Saved data entries:
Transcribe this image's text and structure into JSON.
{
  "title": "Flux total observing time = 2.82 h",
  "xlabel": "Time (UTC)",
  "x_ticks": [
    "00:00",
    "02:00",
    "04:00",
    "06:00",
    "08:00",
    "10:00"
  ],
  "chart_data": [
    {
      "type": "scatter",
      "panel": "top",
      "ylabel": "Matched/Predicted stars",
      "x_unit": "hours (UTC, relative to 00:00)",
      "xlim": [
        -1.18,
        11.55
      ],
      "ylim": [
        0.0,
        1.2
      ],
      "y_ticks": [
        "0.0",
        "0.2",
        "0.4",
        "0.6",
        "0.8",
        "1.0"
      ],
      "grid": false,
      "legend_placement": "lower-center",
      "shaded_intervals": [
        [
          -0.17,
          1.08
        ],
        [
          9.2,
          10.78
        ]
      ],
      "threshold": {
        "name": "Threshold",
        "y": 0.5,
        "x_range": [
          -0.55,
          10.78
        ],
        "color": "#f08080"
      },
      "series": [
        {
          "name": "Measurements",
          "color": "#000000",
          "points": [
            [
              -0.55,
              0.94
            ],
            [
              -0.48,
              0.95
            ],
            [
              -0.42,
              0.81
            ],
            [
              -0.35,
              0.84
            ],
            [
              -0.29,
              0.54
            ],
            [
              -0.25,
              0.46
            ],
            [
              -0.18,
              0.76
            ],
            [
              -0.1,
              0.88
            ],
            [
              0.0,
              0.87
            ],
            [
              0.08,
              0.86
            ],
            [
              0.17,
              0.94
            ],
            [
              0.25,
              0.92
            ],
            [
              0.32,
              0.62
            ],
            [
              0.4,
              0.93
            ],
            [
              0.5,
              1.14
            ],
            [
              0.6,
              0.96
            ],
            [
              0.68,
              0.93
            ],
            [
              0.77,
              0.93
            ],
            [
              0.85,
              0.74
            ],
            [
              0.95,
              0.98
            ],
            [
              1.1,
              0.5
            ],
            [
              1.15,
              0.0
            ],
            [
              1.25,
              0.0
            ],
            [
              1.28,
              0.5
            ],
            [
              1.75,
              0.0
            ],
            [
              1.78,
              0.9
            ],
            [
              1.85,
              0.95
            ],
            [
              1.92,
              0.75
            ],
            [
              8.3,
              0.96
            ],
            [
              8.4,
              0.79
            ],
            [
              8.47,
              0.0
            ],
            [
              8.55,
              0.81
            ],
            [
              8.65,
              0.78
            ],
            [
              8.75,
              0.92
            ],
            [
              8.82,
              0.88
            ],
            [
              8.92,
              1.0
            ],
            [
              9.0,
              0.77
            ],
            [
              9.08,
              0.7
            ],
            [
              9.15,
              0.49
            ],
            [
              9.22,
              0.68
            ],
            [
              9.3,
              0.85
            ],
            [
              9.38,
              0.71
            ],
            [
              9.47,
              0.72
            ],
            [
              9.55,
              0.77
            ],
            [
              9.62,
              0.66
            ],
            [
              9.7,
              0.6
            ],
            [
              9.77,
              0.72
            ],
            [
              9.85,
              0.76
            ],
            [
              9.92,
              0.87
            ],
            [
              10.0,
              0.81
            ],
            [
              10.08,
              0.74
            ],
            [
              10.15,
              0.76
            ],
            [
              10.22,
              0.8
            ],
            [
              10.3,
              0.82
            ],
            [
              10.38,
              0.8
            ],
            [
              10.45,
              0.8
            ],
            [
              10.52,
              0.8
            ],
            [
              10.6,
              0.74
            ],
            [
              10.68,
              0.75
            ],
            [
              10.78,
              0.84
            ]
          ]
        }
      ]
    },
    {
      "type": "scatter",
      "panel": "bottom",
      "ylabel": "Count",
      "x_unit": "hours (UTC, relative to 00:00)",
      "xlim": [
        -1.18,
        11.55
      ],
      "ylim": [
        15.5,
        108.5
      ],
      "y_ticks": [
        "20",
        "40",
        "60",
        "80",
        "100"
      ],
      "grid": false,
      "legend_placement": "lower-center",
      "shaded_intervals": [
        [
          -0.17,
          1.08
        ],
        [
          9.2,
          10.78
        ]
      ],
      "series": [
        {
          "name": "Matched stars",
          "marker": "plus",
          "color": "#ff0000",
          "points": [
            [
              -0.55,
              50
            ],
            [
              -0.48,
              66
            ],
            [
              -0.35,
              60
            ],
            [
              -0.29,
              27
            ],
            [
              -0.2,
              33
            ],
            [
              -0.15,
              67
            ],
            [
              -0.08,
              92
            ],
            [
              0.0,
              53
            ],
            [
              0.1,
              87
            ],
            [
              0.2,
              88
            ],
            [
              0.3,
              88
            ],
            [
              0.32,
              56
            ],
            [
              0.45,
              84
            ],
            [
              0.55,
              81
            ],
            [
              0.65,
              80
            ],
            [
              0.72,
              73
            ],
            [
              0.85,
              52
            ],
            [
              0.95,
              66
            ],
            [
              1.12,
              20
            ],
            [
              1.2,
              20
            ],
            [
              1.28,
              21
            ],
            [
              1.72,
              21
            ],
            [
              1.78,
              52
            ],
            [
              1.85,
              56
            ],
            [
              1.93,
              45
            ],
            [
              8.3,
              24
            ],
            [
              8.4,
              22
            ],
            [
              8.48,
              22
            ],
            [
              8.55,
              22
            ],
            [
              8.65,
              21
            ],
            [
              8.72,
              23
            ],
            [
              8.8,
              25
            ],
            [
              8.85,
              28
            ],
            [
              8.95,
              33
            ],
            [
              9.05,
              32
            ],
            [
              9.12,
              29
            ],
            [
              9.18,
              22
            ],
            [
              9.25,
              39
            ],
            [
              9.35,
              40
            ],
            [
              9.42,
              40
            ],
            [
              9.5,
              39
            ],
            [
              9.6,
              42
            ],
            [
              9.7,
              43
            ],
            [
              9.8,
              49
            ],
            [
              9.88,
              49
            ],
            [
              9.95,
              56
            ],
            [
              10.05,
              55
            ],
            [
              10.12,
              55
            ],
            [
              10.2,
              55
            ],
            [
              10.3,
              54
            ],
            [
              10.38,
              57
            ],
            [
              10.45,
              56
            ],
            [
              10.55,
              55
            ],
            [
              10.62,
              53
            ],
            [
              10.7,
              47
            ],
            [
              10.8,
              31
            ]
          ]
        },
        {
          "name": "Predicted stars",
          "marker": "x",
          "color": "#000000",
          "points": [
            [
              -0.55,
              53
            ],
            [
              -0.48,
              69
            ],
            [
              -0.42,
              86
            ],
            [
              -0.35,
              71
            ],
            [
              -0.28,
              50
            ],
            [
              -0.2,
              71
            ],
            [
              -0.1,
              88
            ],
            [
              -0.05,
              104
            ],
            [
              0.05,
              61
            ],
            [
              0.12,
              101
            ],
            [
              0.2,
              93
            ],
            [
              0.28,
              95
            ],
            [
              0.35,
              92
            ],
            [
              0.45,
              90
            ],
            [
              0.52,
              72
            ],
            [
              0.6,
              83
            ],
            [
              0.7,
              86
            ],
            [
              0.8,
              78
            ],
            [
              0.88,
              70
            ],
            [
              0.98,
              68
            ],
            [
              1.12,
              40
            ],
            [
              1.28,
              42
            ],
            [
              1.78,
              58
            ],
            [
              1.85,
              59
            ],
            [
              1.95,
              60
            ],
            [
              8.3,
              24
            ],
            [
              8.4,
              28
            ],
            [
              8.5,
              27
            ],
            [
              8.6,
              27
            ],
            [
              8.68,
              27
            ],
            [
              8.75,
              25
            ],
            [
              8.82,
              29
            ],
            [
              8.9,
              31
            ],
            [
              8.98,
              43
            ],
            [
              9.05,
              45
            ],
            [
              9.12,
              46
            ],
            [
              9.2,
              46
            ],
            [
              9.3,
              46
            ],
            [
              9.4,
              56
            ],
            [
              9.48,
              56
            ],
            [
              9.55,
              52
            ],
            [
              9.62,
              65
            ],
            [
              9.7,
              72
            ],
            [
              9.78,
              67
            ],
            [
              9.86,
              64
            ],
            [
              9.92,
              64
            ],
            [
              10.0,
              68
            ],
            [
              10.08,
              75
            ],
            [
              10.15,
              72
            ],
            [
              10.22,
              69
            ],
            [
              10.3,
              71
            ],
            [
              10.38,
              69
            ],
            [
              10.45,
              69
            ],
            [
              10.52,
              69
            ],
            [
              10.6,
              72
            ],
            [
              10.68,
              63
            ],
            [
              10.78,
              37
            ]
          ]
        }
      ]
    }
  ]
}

§ WHAT YOU HAVE TO DO: Using the listing above, pick out each line that contains the word "ylabel", then copy it.

§ SOLVED EXERCISE:
      "ylabel": "Matched/Predicted stars",
      "ylabel": "Count",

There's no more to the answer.